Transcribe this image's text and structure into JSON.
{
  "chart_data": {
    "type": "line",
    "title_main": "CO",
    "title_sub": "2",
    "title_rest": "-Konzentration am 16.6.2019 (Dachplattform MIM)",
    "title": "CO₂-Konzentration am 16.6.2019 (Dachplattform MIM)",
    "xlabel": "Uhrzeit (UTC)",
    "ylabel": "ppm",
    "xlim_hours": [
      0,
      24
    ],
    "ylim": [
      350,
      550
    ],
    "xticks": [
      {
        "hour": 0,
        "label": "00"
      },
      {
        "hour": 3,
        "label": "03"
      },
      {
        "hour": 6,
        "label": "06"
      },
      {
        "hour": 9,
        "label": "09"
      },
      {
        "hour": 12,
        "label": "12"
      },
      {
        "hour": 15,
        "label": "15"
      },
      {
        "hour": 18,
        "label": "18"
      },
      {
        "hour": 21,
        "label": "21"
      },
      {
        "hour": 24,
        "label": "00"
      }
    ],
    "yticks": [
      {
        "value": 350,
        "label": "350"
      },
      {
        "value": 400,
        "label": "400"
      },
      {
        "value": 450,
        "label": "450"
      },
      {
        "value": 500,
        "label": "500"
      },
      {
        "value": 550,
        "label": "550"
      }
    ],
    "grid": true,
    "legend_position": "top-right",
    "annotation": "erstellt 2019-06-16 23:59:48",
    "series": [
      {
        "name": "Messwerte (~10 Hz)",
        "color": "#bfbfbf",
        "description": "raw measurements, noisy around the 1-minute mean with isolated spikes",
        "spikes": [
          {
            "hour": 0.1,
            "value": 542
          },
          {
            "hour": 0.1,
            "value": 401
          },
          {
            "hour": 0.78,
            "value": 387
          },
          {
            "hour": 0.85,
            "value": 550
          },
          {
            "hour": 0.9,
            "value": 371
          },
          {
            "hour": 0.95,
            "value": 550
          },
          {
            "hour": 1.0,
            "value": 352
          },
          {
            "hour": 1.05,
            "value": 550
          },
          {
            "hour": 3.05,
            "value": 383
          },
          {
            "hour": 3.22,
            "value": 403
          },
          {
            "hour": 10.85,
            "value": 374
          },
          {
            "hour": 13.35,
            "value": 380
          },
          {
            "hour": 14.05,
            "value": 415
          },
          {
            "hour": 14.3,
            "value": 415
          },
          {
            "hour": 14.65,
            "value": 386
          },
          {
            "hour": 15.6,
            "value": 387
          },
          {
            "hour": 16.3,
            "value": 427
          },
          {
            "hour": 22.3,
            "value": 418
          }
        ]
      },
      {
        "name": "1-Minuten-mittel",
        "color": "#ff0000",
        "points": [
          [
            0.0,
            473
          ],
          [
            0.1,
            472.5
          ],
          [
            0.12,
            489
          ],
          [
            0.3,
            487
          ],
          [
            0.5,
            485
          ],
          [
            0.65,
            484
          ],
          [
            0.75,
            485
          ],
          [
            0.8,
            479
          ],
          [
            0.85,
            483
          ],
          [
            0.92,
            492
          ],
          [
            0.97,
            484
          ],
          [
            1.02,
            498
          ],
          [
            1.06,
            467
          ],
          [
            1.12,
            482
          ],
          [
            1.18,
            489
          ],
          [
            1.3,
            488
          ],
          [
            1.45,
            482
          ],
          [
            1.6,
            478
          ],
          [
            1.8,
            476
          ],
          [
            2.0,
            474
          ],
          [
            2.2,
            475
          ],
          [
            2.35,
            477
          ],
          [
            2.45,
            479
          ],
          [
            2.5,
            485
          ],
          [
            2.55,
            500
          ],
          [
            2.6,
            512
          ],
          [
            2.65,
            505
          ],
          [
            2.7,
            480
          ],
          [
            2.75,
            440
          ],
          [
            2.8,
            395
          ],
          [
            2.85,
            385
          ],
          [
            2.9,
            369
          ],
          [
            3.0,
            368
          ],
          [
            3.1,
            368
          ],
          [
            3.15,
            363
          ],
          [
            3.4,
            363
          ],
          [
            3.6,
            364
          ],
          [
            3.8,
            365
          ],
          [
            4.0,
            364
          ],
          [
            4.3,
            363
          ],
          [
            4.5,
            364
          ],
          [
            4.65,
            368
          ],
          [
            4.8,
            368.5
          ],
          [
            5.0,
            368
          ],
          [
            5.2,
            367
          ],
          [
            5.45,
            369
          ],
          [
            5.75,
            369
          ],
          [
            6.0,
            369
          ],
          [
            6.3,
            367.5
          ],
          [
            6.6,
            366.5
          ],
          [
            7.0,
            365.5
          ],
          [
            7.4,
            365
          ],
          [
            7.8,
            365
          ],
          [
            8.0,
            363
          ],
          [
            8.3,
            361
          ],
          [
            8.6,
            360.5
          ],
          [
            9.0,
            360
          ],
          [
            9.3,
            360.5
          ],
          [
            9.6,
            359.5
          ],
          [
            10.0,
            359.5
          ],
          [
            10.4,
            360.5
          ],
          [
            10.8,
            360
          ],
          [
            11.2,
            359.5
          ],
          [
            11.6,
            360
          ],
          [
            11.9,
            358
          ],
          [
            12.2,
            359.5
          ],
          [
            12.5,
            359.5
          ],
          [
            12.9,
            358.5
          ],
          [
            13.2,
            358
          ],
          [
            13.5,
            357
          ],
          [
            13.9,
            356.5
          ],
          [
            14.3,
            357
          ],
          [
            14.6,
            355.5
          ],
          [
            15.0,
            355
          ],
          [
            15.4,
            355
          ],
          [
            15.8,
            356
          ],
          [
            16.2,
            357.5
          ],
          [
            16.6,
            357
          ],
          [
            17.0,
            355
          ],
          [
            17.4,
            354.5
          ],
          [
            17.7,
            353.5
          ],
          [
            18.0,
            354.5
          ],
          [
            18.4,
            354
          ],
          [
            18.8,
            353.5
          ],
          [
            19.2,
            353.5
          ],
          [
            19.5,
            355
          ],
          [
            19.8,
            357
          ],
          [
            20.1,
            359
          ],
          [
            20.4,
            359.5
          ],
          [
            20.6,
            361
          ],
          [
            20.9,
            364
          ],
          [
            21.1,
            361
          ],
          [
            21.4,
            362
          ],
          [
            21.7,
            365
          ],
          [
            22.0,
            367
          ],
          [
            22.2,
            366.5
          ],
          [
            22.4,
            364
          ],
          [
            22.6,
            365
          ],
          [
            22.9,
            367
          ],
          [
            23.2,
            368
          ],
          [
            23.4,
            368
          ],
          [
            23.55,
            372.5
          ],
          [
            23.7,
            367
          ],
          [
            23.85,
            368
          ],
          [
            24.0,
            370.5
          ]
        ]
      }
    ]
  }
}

▸ **EXERCISE BRIEF**
The records above should all be quoted exactly, please.

▸ **EXERCISE SOLUTION**
Transcribe this image's text and structure into JSON.
{
  "chart_data": {
    "type": "line",
    "title_main": "CO",
    "title_sub": "2",
    "title_rest": "-Konzentration am 16.6.2019 (Dachplattform MIM)",
    "title": "CO₂-Konzentration am 16.6.2019 (Dachplattform MIM)",
    "xlabel": "Uhrzeit (UTC)",
    "ylabel": "ppm",
    "xlim_hours": [
      0,
      24
    ],
    "ylim": [
      350,
      550
    ],
    "xticks": [
      {
        "hour": 0,
        "label": "00"
      },
      {
        "hour": 3,
        "label": "03"
      },
      {
        "hour": 6,
        "label": "06"
      },
      {
        "hour": 9,
        "label": "09"
      },
      {
        "hour": 12,
        "label": "12"
      },
      {
        "hour": 15,
        "label": "15"
      },
      {
        "hour": 18,
        "label": "18"
      },
      {
        "hour": 21,
        "label": "21"
      },
      {
        "hour": 24,
        "label": "00"
      }
    ],
    "yticks": [
      {
        "value": 350,
        "label": "350"
      },
      {
        "value": 400,
        "label": "400"
      },
      {
        "value": 450,
        "label": "450"
      },
      {
        "value": 500,
        "label": "500"
      },
      {
        "value": 550,
        "label": "550"
      }
    ],
    "grid": true,
    "legend_position": "top-right",
    "annotation": "erstellt 2019-06-16 23:59:48",
    "series": [
      {
        "name": "Messwerte (~10 Hz)",
        "color": "#bfbfbf",
        "description": "raw measurements, noisy around the 1-minute mean with isolated spikes",
        "spikes": [
          {
            "hour": 0.1,
            "value": 542
          },
          {
            "hour": 0.1,
            "value": 401
          },
          {
            "hour": 0.78,
            "value": 387
          },
          {
            "hour": 0.85,
            "value": 550
          },
          {
            "hour": 0.9,
            "value": 371
          },
          {
            "hour": 0.95,
            "value": 550
          },
          {
            "hour": 1.0,
            "value": 352
          },
          {
            "hour": 1.05,
            "value": 550
          },
          {
            "hour": 3.05,
            "value": 383
          },
          {
            "hour": 3.22,
            "value": 403
          },
          {
            "hour": 10.85,
            "value": 374
          },
          {
            "hour": 13.35,
            "value": 380
          },
          {
            "hour": 14.05,
            "value": 415
          },
          {
            "hour": 14.3,
            "value": 415
          },
          {
            "hour": 14.65,
            "value": 386
          },
          {
            "hour": 15.6,
            "value": 387
          },
          {
            "hour": 16.3,
            "value": 427
          },
          {
            "hour": 22.3,
            "value": 418
          }
        ]
      },
      {
        "name": "1-Minuten-mittel",
        "color": "#ff0000",
        "points": [
          [
            0.0,
            473
          ],
          [
            0.1,
            472.5
          ],
          [
            0.12,
            489
          ],
          [
            0.3,
            487
          ],
          [
            0.5,
            485
          ],
          [
            0.65,
            484
          ],
          [
            0.75,
            485
          ],
          [
            0.8,
            479
          ],
          [
            0.85,
            483
          ],
          [
            0.92,
            492
          ],
          [
            0.97,
            484
          ],
          [
            1.02,
            498
          ],
          [
            1.06,
            467
          ],
          [
            1.12,
            482
          ],
          [
            1.18,
            489
          ],
          [
            1.3,
            488
          ],
          [
            1.45,
            482
          ],
          [
            1.6,
            478
          ],
          [
            1.8,
            476
          ],
          [
            2.0,
            474
          ],
          [
            2.2,
            475
          ],
          [
            2.35,
            477
          ],
          [
            2.45,
            479
          ],
          [
            2.5,
            485
          ],
          [
            2.55,
            500
          ],
          [
            2.6,
            512
          ],
          [
            2.65,
            505
          ],
          [
            2.7,
            480
          ],
          [
            2.75,
            440
          ],
          [
            2.8,
            395
          ],
          [
            2.85,
            385
          ],
          [
            2.9,
            369
          ],
          [
            3.0,
            368
          ],
          [
            3.1,
            368
          ],
          [
            3.15,
            363
          ],
          [
            3.4,
            363
          ],
          [
            3.6,
            364
          ],
          [
            3.8,
            365
          ],
          [
            4.0,
            364
          ],
          [
            4.3,
            363
          ],
          [
            4.5,
            364
          ],
          [
            4.65,
            368
          ],
          [
            4.8,
            368.5
          ],
          [
            5.0,
            368
          ],
          [
            5.2,
            367
          ],
          [
            5.45,
            369
          ],
          [
            5.75,
            369
          ],
          [
            6.0,
            369
          ],
          [
            6.3,
            367.5
          ],
          [
            6.6,
            366.5
          ],
          [
            7.0,
            365.5
          ],
          [
            7.4,
            365
          ],
          [
            7.8,
            365
          ],
          [
            8.0,
            363
          ],
          [
            8.3,
            361
          ],
          [
            8.6,
            360.5
          ],
          [
            9.0,
            360
          ],
          [
            9.3,
            360.5
          ],
          [
            9.6,
            359.5
          ],
          [
            10.0,
            359.5
          ],
          [
            10.4,
            360.5
          ],
          [
            10.8,
            360
          ],
          [
            11.2,
            359.5
          ],
          [
            11.6,
            360
          ],
          [
            11.9,
            358
          ],
          [
            12.2,
            359.5
          ],
          [
            12.5,
            359.5
          ],
          [
            12.9,
            358.5
          ],
          [
            13.2,
            358
          ],
          [
            13.5,
            357
          ],
          [
            13.9,
            356.5
          ],
          [
            14.3,
            357
          ],
          [
            14.6,
            355.5
          ],
          [
            15.0,
            355
          ],
          [
            15.4,
            355
          ],
          [
            15.8,
            356
          ],
          [
            16.2,
            357.5
          ],
          [
            16.6,
            357
          ],
          [
            17.0,
            355
          ],
          [
            17.4,
            354.5
          ],
          [
            17.7,
            353.5
          ],
          [
            18.0,
            354.5
          ],
          [
            18.4,
            354
          ],
          [
            18.8,
            353.5
          ],
          [
            19.2,
            353.5
          ],
          [
            19.5,
            355
          ],
          [
            19.8,
            357
          ],
          [
            20.1,
            359
          ],
          [
            20.4,
            359.5
          ],
          [
            20.6,
            361
          ],
          [
            20.9,
            364
          ],
          [
            21.1,
            361
          ],
          [
            21.4,
            362
          ],
          [
            21.7,
            365
          ],
          [
            22.0,
            367
          ],
          [
            22.2,
            366.5
          ],
          [
            22.4,
            364
          ],
          [
            22.6,
            365
          ],
          [
            22.9,
            367
          ],
          [
            23.2,
            368
          ],
          [
            23.4,
            368
          ],
          [
            23.55,
            372.5
          ],
          [
            23.7,
            367
          ],
          [
            23.85,
            368
          ],
          [
            24.0,
            370.5
          ]
        ]
      }
    ]
  }
}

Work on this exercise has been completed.